#### What this task involves:
The records that follow need to be output exactly as they are.

#### Data for the task:
[start]

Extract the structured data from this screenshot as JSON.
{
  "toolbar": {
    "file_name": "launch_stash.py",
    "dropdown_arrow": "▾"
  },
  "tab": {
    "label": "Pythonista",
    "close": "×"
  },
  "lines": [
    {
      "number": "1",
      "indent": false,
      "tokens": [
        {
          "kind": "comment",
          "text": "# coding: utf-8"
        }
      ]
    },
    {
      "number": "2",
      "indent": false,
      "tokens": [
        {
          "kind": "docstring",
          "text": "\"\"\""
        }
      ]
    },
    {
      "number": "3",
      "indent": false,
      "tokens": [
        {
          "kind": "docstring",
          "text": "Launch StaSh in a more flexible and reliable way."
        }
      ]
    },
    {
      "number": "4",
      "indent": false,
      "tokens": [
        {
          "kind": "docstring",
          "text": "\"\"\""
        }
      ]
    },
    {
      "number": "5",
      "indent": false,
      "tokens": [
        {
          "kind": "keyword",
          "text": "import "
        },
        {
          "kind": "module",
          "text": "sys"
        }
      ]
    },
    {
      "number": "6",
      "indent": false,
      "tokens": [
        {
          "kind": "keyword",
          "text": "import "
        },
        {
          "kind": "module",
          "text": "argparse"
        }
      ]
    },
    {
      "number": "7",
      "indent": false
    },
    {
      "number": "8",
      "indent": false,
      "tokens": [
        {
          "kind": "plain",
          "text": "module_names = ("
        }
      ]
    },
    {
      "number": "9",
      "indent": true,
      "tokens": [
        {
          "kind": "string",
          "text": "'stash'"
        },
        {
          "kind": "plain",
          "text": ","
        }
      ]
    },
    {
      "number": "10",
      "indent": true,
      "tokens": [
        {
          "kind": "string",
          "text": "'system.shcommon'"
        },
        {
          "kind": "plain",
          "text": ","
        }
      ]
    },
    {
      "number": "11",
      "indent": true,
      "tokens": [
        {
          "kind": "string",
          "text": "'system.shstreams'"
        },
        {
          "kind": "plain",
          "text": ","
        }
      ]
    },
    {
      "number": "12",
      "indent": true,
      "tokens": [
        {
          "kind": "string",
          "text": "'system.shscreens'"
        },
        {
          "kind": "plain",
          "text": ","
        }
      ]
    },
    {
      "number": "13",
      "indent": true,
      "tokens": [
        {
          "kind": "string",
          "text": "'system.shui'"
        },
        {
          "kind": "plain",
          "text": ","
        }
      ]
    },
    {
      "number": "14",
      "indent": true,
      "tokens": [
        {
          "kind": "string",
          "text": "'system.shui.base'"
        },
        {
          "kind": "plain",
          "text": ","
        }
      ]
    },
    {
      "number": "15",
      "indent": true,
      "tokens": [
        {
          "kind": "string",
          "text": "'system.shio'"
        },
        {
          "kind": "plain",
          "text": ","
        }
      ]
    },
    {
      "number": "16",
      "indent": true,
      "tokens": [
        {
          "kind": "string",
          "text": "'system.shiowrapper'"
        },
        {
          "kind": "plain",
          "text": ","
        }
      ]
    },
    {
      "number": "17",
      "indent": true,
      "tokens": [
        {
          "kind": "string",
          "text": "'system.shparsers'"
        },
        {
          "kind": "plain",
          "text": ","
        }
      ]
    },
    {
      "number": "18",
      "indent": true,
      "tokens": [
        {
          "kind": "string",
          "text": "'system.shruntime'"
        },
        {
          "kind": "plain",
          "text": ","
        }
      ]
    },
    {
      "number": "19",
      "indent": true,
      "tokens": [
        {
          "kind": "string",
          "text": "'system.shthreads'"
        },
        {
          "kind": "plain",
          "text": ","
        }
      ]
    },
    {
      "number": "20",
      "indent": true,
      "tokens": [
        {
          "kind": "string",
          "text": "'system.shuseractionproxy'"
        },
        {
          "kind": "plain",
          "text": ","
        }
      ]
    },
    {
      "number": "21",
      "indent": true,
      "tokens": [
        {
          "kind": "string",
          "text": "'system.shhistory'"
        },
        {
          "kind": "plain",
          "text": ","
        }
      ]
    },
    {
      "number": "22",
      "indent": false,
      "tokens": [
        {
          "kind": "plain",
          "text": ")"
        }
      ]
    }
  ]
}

[end]

#### The answer:
Extract the structured data from this screenshot as JSON.
{
  "toolbar": {
    "file_name": "launch_stash.py",
    "dropdown_arrow": "▾"
  },
  "tab": {
    "label": "Pythonista",
    "close": "×"
  },
  "lines": [
    {
      "number": "1",
      "indent": false,
      "tokens": [
        {
          "kind": "comment",
          "text": "# coding: utf-8"
        }
      ]
    },
    {
      "number": "2",
      "indent": false,
      "tokens": [
        {
          "kind": "docstring",
          "text": "\"\"\""
        }
      ]
    },
    {
      "number": "3",
      "indent": false,
      "tokens": [
        {
          "kind": "docstring",
          "text": "Launch StaSh in a more flexible and reliable way."
        }
      ]
    },
    {
      "number": "4",
      "indent": false,
      "tokens": [
        {
          "kind": "docstring",
          "text": "\"\"\""
        }
      ]
    },
    {
      "number": "5",
      "indent": false,
      "tokens": [
        {
          "kind": "keyword",
          "text": "import "
        },
        {
          "kind": "module",
          "text": "sys"
        }
      ]
    },
    {
      "number": "6",
      "indent": false,
      "tokens": [
        {
          "kind": "keyword",
          "text": "import "
        },
        {
          "kind": "module",
          "text": "argparse"
        }
      ]
    },
    {
      "number": "7",
      "indent": false
    },
    {
      "number": "8",
      "indent": false,
      "tokens": [
        {
          "kind": "plain",
          "text": "module_names = ("
        }
      ]
    },
    {
      "number": "9",
      "indent": true,
      "tokens": [
        {
          "kind": "string",
          "text": "'stash'"
        },
        {
          "kind": "plain",
          "text": ","
        }
      ]
    },
    {
      "number": "10",
      "indent": true,
      "tokens": [
        {
          "kind": "string",
          "text": "'system.shcommon'"
        },
        {
          "kind": "plain",
          "text": ","
        }
      ]
    },
    {
      "number": "11",
      "indent": true,
      "tokens": [
        {
          "kind": "string",
          "text": "'system.shstreams'"
        },
        {
          "kind": "plain",
          "text": ","
        }
      ]
    },
    {
      "number": "12",
      "indent": true,
      "tokens": [
        {
          "kind": "string",
          "text": "'system.shscreens'"
        },
        {
          "kind": "plain",
          "text": ","
        }
      ]
    },
    {
      "number": "13",
      "indent": true,
      "tokens": [
        {
          "kind": "string",
          "text": "'system.shui'"
        },
        {
          "kind": "plain",
          "text": ","
        }
      ]
    },
    {
      "number": "14",
      "indent": true,
      "tokens": [
        {
          "kind": "string",
          "text": "'system.shui.base'"
        },
        {
          "kind": "plain",
          "text": ","
        }
      ]
    },
    {
      "number": "15",
      "indent": true,
      "tokens": [
        {
          "kind": "string",
          "text": "'system.shio'"
        },
        {
          "kind": "plain",
          "text": ","
        }
      ]
    },
    {
      "number": "16",
      "indent": true,
      "tokens": [
        {
          "kind": "string",
          "text": "'system.shiowrapper'"
        },
        {
          "kind": "plain",
          "text": ","
        }
      ]
    },
    {
      "number": "17",
      "indent": true,
      "tokens": [
        {
          "kind": "string",
          "text": "'system.shparsers'"
        },
        {
          "kind": "plain",
          "text": ","
        }
      ]
    },
    {
      "number": "18",
      "indent": true,
      "tokens": [
        {
          "kind": "string",
          "text": "'system.shruntime'"
        },
        {
          "kind": "plain",
          "text": ","
        }
      ]
    },
    {
      "number": "19",
      "indent": true,
      "tokens": [
        {
          "kind": "string",
          "text": "'system.shthreads'"
        },
        {
          "kind": "plain",
          "text": ","
        }
      ]
    },
    {
      "number": "20",
      "indent": true,
      "tokens": [
        {
          "kind": "string",
          "text": "'system.shuseractionproxy'"
        },
        {
          "kind": "plain",
          "text": ","
        }
      ]
    },
    {
      "number": "21",
      "indent": true,
      "tokens": [
        {
          "kind": "string",
          "text": "'system.shhistory'"
        },
        {
          "kind": "plain",
          "text": ","
        }
      ]
    },
    {
      "number": "22",
      "indent": false,
      "tokens": [
        {
          "kind": "plain",
          "text": ")"
        }
      ]
    }
  ]
}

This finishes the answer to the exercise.